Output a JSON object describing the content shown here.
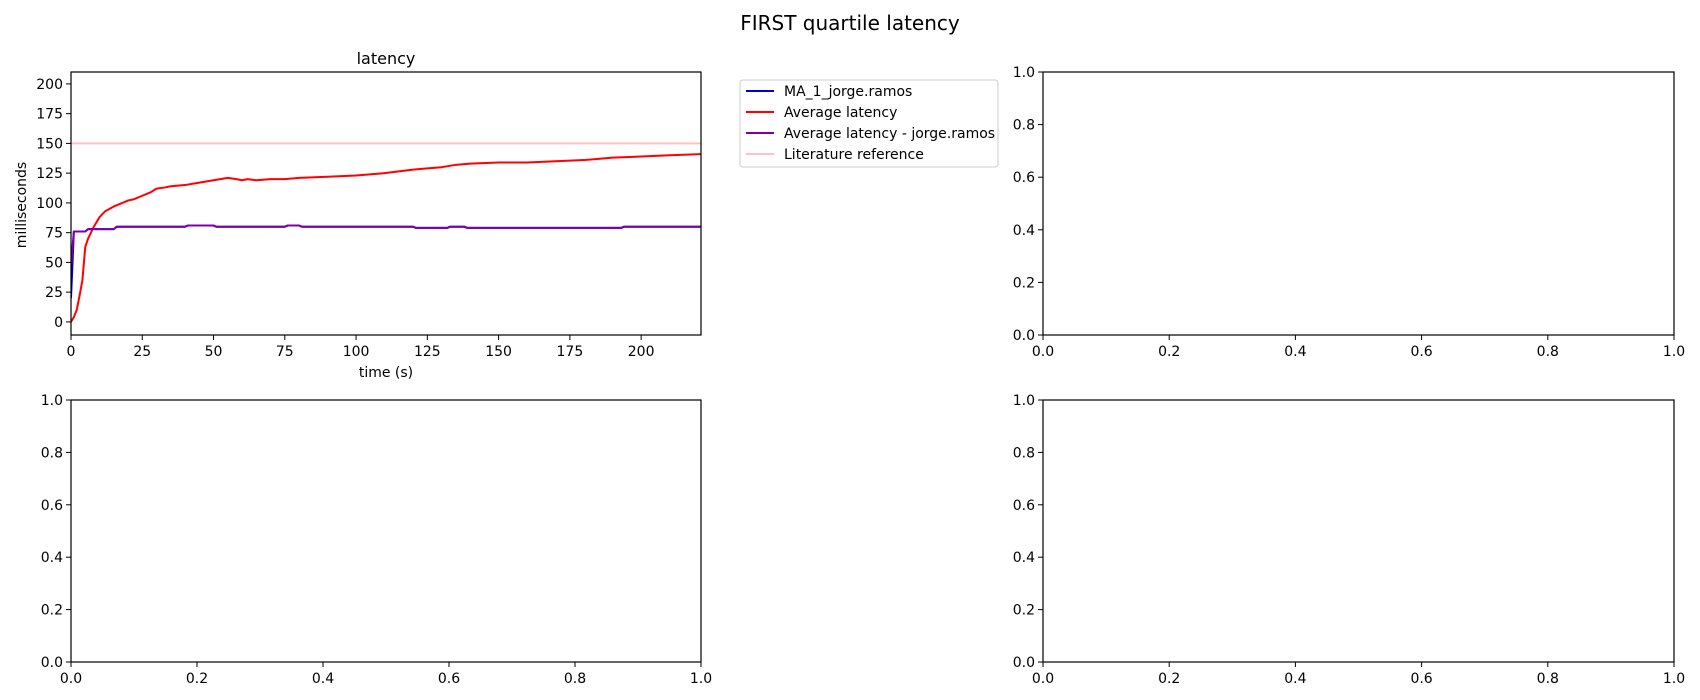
{
  "figure": {
    "title": "FIRST quartile latency"
  },
  "chart_data": [
    {
      "type": "line",
      "title": "latency",
      "xlabel": "time (s)",
      "ylabel": "milliseconds",
      "xlim": [
        0,
        221
      ],
      "ylim": [
        -11,
        210
      ],
      "xticks": [
        0,
        25,
        50,
        75,
        100,
        125,
        150,
        175,
        200
      ],
      "yticks": [
        0,
        25,
        50,
        75,
        100,
        125,
        150,
        175,
        200
      ],
      "grid": false,
      "legend_position": "outside-right",
      "series": [
        {
          "name": "MA_1_jorge.ramos",
          "color": "#0000cc",
          "x": [
            0,
            1,
            2,
            5,
            6,
            8,
            10,
            15,
            16,
            25,
            40,
            41,
            50,
            51,
            75,
            76,
            80,
            81,
            100,
            120,
            121,
            132,
            133,
            138,
            139,
            150,
            175,
            193,
            194,
            210,
            221
          ],
          "y": [
            20,
            76,
            76,
            76,
            78,
            78,
            78,
            78,
            80,
            80,
            80,
            81,
            81,
            80,
            80,
            81,
            81,
            80,
            80,
            80,
            79,
            79,
            80,
            80,
            79,
            79,
            79,
            79,
            80,
            80,
            80
          ]
        },
        {
          "name": "Average latency",
          "color": "#ff0000",
          "x": [
            0,
            1,
            2,
            3,
            4,
            5,
            6,
            8,
            10,
            12,
            15,
            18,
            20,
            22,
            25,
            28,
            30,
            33,
            35,
            40,
            45,
            50,
            55,
            58,
            60,
            62,
            65,
            70,
            75,
            80,
            90,
            100,
            110,
            120,
            125,
            130,
            135,
            140,
            150,
            160,
            170,
            180,
            185,
            190,
            200,
            210,
            221
          ],
          "y": [
            0,
            4,
            10,
            22,
            35,
            63,
            70,
            80,
            88,
            93,
            97,
            100,
            102,
            103,
            106,
            109,
            112,
            113,
            114,
            115,
            117,
            119,
            121,
            120,
            119,
            120,
            119,
            120,
            120,
            121,
            122,
            123,
            125,
            128,
            129,
            130,
            132,
            133,
            134,
            134,
            135,
            136,
            137,
            138,
            139,
            140,
            141
          ]
        },
        {
          "name": "Average latency - jorge.ramos",
          "color": "#7b00a8",
          "x": [
            0,
            1,
            2,
            5,
            6,
            8,
            10,
            15,
            16,
            25,
            40,
            41,
            50,
            51,
            75,
            76,
            80,
            81,
            100,
            120,
            121,
            132,
            133,
            138,
            139,
            150,
            175,
            193,
            194,
            210,
            221
          ],
          "y": [
            48,
            76,
            76,
            76,
            78,
            78,
            78,
            78,
            80,
            80,
            80,
            81,
            81,
            80,
            80,
            81,
            81,
            80,
            80,
            80,
            79,
            79,
            80,
            80,
            79,
            79,
            79,
            79,
            80,
            80,
            80
          ]
        },
        {
          "name": "Literature reference",
          "color": "#ffc0cb",
          "x": [
            0,
            221
          ],
          "y": [
            150,
            150
          ]
        }
      ]
    },
    {
      "type": "line",
      "title": "",
      "xlim": [
        0,
        1
      ],
      "ylim": [
        0,
        1
      ],
      "xticks": [
        "0.0",
        "0.2",
        "0.4",
        "0.6",
        "0.8",
        "1.0"
      ],
      "yticks": [
        "0.0",
        "0.2",
        "0.4",
        "0.6",
        "0.8",
        "1.0"
      ],
      "series": []
    },
    {
      "type": "line",
      "title": "",
      "xlim": [
        0,
        1
      ],
      "ylim": [
        0,
        1
      ],
      "xticks": [
        "0.0",
        "0.2",
        "0.4",
        "0.6",
        "0.8",
        "1.0"
      ],
      "yticks": [
        "0.0",
        "0.2",
        "0.4",
        "0.6",
        "0.8",
        "1.0"
      ],
      "series": []
    },
    {
      "type": "line",
      "title": "",
      "xlim": [
        0,
        1
      ],
      "ylim": [
        0,
        1
      ],
      "xticks": [
        "0.0",
        "0.2",
        "0.4",
        "0.6",
        "0.8",
        "1.0"
      ],
      "yticks": [
        "0.0",
        "0.2",
        "0.4",
        "0.6",
        "0.8",
        "1.0"
      ],
      "series": []
    }
  ]
}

### Stated goal
Work through the listing above and report how many lines include the string "ramos", with no other text.

### Full response
2